■ TASK OBJECTIVE:
Gather every line that includes the word "Mississippi", please.

(Dataset entries on figures)
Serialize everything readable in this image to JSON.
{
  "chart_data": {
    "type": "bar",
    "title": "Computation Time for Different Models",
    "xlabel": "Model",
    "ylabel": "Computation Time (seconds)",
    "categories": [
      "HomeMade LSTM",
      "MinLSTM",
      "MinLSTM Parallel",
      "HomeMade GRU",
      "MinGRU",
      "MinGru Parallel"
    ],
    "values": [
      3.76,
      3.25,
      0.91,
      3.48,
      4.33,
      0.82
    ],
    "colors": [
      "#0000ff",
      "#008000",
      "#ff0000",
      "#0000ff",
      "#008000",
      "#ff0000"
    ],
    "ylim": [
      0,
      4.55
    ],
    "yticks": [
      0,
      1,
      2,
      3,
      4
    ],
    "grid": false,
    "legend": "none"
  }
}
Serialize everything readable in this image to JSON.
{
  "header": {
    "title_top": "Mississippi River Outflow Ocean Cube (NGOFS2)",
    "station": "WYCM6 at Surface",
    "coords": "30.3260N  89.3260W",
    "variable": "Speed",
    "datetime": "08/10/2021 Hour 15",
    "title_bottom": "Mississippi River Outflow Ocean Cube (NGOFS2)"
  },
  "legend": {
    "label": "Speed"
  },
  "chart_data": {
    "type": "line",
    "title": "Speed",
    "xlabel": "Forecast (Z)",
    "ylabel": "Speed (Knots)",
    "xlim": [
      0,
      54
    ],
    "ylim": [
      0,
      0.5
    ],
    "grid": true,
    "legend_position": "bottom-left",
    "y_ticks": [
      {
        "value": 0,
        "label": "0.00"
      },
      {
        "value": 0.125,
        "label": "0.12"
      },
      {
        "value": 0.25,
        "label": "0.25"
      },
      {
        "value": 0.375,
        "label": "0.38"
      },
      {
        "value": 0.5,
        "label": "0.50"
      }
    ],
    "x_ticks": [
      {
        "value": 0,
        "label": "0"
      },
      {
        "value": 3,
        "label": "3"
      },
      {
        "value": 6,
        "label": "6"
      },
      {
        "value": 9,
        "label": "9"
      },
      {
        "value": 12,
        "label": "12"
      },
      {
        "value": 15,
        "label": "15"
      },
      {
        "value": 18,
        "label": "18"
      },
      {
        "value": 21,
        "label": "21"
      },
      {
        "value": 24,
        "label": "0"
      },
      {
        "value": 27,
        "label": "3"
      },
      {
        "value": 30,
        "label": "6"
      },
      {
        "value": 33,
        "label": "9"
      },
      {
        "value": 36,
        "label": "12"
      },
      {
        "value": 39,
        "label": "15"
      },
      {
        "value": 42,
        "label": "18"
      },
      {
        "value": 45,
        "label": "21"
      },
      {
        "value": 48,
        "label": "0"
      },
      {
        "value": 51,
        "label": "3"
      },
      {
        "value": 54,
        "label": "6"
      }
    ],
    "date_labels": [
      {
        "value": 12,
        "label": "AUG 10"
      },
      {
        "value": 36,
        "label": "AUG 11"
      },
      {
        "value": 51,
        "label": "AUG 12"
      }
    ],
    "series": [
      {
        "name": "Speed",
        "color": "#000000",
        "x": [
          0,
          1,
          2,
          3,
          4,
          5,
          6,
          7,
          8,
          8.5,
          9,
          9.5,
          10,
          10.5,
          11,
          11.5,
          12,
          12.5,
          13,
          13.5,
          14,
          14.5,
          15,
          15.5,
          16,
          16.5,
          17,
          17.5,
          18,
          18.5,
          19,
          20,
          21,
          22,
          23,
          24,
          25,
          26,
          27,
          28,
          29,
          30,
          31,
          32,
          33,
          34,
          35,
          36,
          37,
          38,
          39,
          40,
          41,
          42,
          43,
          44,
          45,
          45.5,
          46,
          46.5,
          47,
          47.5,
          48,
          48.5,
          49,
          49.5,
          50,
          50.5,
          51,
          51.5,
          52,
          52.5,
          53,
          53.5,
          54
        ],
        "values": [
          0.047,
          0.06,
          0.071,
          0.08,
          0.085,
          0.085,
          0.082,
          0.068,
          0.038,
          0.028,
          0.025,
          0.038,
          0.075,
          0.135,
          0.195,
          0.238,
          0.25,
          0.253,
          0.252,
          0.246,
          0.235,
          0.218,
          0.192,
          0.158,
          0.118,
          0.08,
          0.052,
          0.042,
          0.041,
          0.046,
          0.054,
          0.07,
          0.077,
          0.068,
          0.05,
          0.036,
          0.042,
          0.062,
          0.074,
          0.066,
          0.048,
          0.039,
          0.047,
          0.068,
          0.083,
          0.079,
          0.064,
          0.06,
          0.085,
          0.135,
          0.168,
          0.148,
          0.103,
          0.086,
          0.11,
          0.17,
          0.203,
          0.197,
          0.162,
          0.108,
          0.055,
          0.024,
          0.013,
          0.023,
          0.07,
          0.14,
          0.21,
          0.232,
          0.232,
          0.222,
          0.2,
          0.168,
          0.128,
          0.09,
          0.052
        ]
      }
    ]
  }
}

■ PROBLEM SOLUTION:
    "title_top": "Mississippi River Outflow Ocean Cube (NGOFS2)",
    "title_bottom": "Mississippi River Outflow Ocean Cube (NGOFS2)"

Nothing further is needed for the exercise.